## What is expected
Rewrite the material below, replacing every "result-value" with "score-value" and keeping everything else the same. Omit the pictures from your answer.

## Input rows

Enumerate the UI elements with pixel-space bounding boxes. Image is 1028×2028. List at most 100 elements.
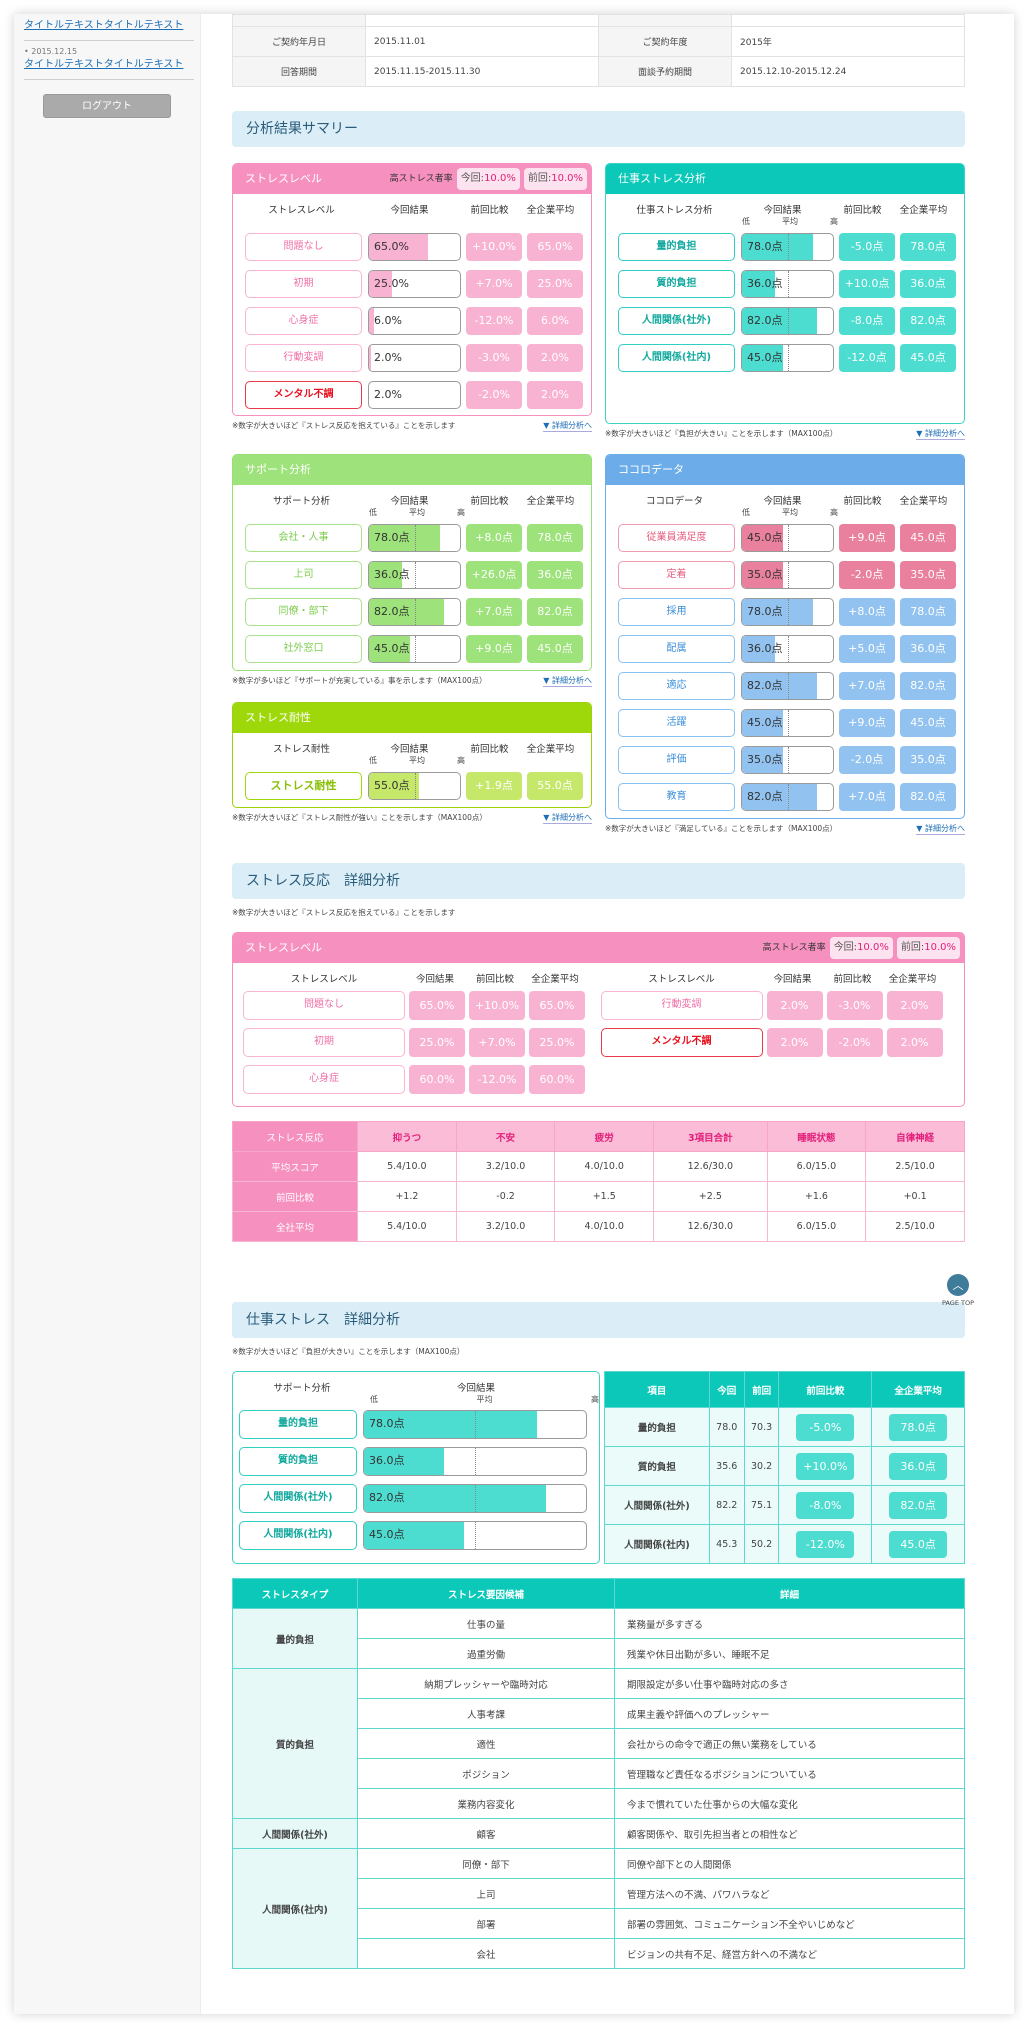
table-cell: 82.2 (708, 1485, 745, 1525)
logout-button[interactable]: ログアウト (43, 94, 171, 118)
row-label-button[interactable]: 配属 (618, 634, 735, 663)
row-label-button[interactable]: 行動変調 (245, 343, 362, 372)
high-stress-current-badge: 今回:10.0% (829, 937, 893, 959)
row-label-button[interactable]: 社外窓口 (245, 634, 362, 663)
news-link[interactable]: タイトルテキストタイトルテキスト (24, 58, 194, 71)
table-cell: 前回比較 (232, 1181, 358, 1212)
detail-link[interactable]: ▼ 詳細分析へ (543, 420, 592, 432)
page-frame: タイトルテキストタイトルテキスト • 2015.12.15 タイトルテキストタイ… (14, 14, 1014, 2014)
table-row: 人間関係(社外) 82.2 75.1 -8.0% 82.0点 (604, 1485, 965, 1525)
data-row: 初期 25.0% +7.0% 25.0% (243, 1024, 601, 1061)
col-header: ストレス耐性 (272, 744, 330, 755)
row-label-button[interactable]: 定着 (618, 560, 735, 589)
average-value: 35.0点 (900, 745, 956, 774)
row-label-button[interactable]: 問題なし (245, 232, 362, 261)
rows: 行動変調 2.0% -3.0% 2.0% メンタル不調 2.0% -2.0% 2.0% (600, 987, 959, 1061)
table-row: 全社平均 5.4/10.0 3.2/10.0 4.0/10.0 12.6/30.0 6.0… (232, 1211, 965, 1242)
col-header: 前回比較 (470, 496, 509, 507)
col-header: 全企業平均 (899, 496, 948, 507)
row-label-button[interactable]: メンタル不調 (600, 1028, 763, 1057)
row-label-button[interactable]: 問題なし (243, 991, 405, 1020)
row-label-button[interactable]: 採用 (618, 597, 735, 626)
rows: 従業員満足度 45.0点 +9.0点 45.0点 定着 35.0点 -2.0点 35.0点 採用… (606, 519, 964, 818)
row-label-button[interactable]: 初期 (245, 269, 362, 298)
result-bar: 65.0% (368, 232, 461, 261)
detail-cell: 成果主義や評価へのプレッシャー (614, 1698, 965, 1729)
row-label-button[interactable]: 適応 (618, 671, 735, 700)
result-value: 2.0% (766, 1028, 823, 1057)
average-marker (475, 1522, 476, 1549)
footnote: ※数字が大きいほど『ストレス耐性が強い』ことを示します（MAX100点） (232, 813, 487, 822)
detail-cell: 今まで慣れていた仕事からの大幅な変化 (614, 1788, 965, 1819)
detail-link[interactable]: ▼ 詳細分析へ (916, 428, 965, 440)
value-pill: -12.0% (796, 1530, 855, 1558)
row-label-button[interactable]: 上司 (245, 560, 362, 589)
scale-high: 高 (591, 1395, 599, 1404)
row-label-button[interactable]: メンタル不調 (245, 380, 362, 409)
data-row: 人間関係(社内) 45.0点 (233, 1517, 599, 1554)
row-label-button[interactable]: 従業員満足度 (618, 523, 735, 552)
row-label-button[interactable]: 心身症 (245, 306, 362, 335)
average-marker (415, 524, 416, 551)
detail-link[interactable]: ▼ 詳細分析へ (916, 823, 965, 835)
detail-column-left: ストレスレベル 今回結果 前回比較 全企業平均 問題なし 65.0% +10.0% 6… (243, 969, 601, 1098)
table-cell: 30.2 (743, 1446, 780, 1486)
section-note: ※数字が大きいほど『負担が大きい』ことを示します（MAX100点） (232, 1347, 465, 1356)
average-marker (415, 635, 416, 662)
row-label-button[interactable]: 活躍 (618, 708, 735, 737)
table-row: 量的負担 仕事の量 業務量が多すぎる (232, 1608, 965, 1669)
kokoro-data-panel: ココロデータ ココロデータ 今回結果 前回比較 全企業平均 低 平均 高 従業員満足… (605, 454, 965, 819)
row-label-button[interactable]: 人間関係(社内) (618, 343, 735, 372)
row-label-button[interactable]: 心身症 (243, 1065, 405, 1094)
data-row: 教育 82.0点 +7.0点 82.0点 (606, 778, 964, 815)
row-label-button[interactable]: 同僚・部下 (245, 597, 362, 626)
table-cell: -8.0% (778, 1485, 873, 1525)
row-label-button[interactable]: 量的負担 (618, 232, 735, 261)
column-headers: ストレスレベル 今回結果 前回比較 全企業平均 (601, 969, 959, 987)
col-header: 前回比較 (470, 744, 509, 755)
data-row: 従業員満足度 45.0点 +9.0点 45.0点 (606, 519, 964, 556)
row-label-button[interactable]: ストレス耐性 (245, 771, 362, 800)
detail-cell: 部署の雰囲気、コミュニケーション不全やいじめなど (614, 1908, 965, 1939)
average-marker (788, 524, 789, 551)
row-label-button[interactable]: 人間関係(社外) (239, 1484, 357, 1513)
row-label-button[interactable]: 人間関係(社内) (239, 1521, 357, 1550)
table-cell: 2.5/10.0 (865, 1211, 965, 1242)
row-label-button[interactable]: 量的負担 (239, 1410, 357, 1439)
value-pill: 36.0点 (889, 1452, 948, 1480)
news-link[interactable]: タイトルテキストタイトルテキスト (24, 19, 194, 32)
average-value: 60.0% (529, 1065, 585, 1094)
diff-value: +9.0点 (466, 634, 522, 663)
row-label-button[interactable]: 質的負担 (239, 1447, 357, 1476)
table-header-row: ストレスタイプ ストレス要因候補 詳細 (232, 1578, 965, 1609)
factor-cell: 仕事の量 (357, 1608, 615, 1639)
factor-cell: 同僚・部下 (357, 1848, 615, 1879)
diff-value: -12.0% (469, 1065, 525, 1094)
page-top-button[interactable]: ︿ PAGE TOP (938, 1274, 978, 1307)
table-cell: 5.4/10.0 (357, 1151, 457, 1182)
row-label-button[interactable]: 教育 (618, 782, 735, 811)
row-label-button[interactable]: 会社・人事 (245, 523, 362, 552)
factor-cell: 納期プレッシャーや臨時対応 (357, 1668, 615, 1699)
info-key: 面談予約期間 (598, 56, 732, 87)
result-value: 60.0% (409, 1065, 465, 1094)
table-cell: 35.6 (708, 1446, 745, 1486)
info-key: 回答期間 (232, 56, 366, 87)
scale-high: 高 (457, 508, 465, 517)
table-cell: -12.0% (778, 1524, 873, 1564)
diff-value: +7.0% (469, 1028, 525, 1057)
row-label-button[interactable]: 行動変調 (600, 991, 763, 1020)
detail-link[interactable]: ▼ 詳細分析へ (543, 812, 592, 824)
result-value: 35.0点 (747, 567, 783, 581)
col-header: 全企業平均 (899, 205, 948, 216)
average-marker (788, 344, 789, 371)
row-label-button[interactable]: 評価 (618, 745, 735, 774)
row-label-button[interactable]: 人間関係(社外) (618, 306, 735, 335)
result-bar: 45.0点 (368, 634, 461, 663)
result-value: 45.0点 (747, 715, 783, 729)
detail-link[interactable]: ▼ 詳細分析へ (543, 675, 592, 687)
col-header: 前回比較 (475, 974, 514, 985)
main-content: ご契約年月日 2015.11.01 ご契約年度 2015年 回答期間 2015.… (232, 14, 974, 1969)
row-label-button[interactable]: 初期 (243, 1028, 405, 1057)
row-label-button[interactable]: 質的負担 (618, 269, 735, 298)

## Solution to the exercise
Enumerate the UI elements with pixel-space bounding boxes. Image is 1028×2028. List at most 100 elements.
table-cell: 82.2 (708, 1485, 745, 1525)
logout-button[interactable]: ログアウト (43, 94, 171, 118)
row-label-button[interactable]: 配属 (618, 634, 735, 663)
row-label-button[interactable]: 行動変調 (245, 343, 362, 372)
high-stress-current-badge: 今回:10.0% (829, 937, 893, 959)
row-label-button[interactable]: 社外窓口 (245, 634, 362, 663)
news-link[interactable]: タイトルテキストタイトルテキスト (24, 58, 194, 71)
table-cell: 前回比較 (232, 1181, 358, 1212)
detail-link[interactable]: ▼ 詳細分析へ (543, 420, 592, 432)
page-frame: タイトルテキストタイトルテキスト • 2015.12.15 タイトルテキストタイ… (14, 14, 1014, 2014)
table-row: 人間関係(社外) 82.2 75.1 -8.0% 82.0点 (604, 1485, 965, 1525)
data-row: 初期 25.0% +7.0% 25.0% (243, 1024, 601, 1061)
col-header: ストレス耐性 (272, 744, 330, 755)
row-label-button[interactable]: 定着 (618, 560, 735, 589)
average-value: 35.0点 (900, 745, 956, 774)
row-label-button[interactable]: 問題なし (245, 232, 362, 261)
rows: 行動変調 2.0% -3.0% 2.0% メンタル不調 2.0% -2.0% 2.0% (600, 987, 959, 1061)
table-row: 全社平均 5.4/10.0 3.2/10.0 4.0/10.0 12.6/30.0 6.0… (232, 1211, 965, 1242)
col-header: 前回比較 (470, 496, 509, 507)
col-header: 全企業平均 (899, 496, 948, 507)
row-label-button[interactable]: メンタル不調 (600, 1028, 763, 1057)
row-label-button[interactable]: 問題なし (243, 991, 405, 1020)
row-label-button[interactable]: 採用 (618, 597, 735, 626)
rows: 従業員満足度 45.0点 +9.0点 45.0点 定着 35.0点 -2.0点 35.0点 採用… (606, 519, 964, 818)
row-label-button[interactable]: 初期 (245, 269, 362, 298)
result-bar: 65.0% (368, 232, 461, 261)
detail-cell: 成果主義や評価へのプレッシャー (614, 1698, 965, 1729)
row-label-button[interactable]: 適応 (618, 671, 735, 700)
score-value: 2.0% (766, 1028, 823, 1057)
average-marker (475, 1522, 476, 1549)
footnote: ※数字が大きいほど『ストレス耐性が強い』ことを示します（MAX100点） (232, 813, 487, 822)
detail-cell: 今まで慣れていた仕事からの大幅な変化 (614, 1788, 965, 1819)
detail-link[interactable]: ▼ 詳細分析へ (916, 428, 965, 440)
value-pill: -12.0% (796, 1530, 855, 1558)
row-label-button[interactable]: 上司 (245, 560, 362, 589)
scale-high: 高 (591, 1395, 599, 1404)
row-label-button[interactable]: メンタル不調 (245, 380, 362, 409)
data-row: 人間関係(社内) 45.0点 (233, 1517, 599, 1554)
row-label-button[interactable]: 従業員満足度 (618, 523, 735, 552)
row-label-button[interactable]: 心身症 (245, 306, 362, 335)
average-marker (415, 524, 416, 551)
detail-link[interactable]: ▼ 詳細分析へ (916, 823, 965, 835)
detail-column-left: ストレスレベル 今回結果 前回比較 全企業平均 問題なし 65.0% +10.0% 6… (243, 969, 601, 1098)
table-cell: 30.2 (743, 1446, 780, 1486)
section-note: ※数字が大きいほど『負担が大きい』ことを示します（MAX100点） (232, 1347, 465, 1356)
average-marker (415, 635, 416, 662)
row-label-button[interactable]: 活躍 (618, 708, 735, 737)
table-row: 量的負担 仕事の量 業務量が多すぎる (232, 1608, 965, 1669)
kokoro-data-panel: ココロデータ ココロデータ 今回結果 前回比較 全企業平均 低 平均 高 従業員満足… (605, 454, 965, 819)
row-label-button[interactable]: 人間関係(社内) (618, 343, 735, 372)
row-label-button[interactable]: 心身症 (243, 1065, 405, 1094)
data-row: 教育 82.0点 +7.0点 82.0点 (606, 778, 964, 815)
row-label-button[interactable]: 同僚・部下 (245, 597, 362, 626)
table-cell: -8.0% (778, 1485, 873, 1525)
row-label-button[interactable]: 量的負担 (618, 232, 735, 261)
column-headers: ストレスレベル 今回結果 前回比較 全企業平均 (601, 969, 959, 987)
col-header: 前回比較 (470, 744, 509, 755)
data-row: 従業員満足度 45.0点 +9.0点 45.0点 (606, 519, 964, 556)
row-label-button[interactable]: ストレス耐性 (245, 771, 362, 800)
detail-cell: 部署の雰囲気、コミュニケーション不全やいじめなど (614, 1908, 965, 1939)
average-marker (788, 524, 789, 551)
row-label-button[interactable]: 人間関係(社外) (239, 1484, 357, 1513)
row-label-button[interactable]: 人間関係(社内) (239, 1521, 357, 1550)
table-cell: 2.5/10.0 (865, 1211, 965, 1242)
row-label-button[interactable]: 量的負担 (239, 1410, 357, 1439)
value-pill: 36.0点 (889, 1452, 948, 1480)
news-link[interactable]: タイトルテキストタイトルテキスト (24, 19, 194, 32)
average-value: 60.0% (529, 1065, 585, 1094)
diff-value: +9.0点 (466, 634, 522, 663)
row-label-button[interactable]: 質的負担 (239, 1447, 357, 1476)
table-header-row: ストレスタイプ ストレス要因候補 詳細 (232, 1578, 965, 1609)
factor-cell: 仕事の量 (357, 1608, 615, 1639)
factor-cell: 同僚・部下 (357, 1848, 615, 1879)
diff-value: -12.0% (469, 1065, 525, 1094)
page-top-button[interactable]: ︿ PAGE TOP (938, 1274, 978, 1307)
table-cell: 5.4/10.0 (357, 1151, 457, 1182)
row-label-button[interactable]: 教育 (618, 782, 735, 811)
row-label-button[interactable]: 会社・人事 (245, 523, 362, 552)
factor-cell: 納期プレッシャーや臨時対応 (357, 1668, 615, 1699)
info-key: 面談予約期間 (598, 56, 732, 87)
score-value: 60.0% (409, 1065, 465, 1094)
table-cell: 35.6 (708, 1446, 745, 1486)
info-key: 回答期間 (232, 56, 366, 87)
scale-high: 高 (457, 508, 465, 517)
table-cell: -12.0% (778, 1524, 873, 1564)
diff-value: +7.0% (469, 1028, 525, 1057)
row-label-button[interactable]: 行動変調 (600, 991, 763, 1020)
detail-link[interactable]: ▼ 詳細分析へ (543, 812, 592, 824)
score-value: 35.0点 (747, 567, 783, 581)
col-header: 全企業平均 (899, 205, 948, 216)
average-marker (788, 344, 789, 371)
row-label-button[interactable]: 評価 (618, 745, 735, 774)
row-label-button[interactable]: 人間関係(社外) (618, 306, 735, 335)
result-bar: 45.0点 (368, 634, 461, 663)
score-value: 45.0点 (747, 715, 783, 729)
detail-link[interactable]: ▼ 詳細分析へ (543, 675, 592, 687)
col-header: 前回比較 (475, 974, 514, 985)
main-content: ご契約年月日 2015.11.01 ご契約年度 2015年 回答期間 2015.… (232, 14, 974, 1969)
row-label-button[interactable]: 初期 (243, 1028, 405, 1057)
row-label-button[interactable]: 質的負担 (618, 269, 735, 298)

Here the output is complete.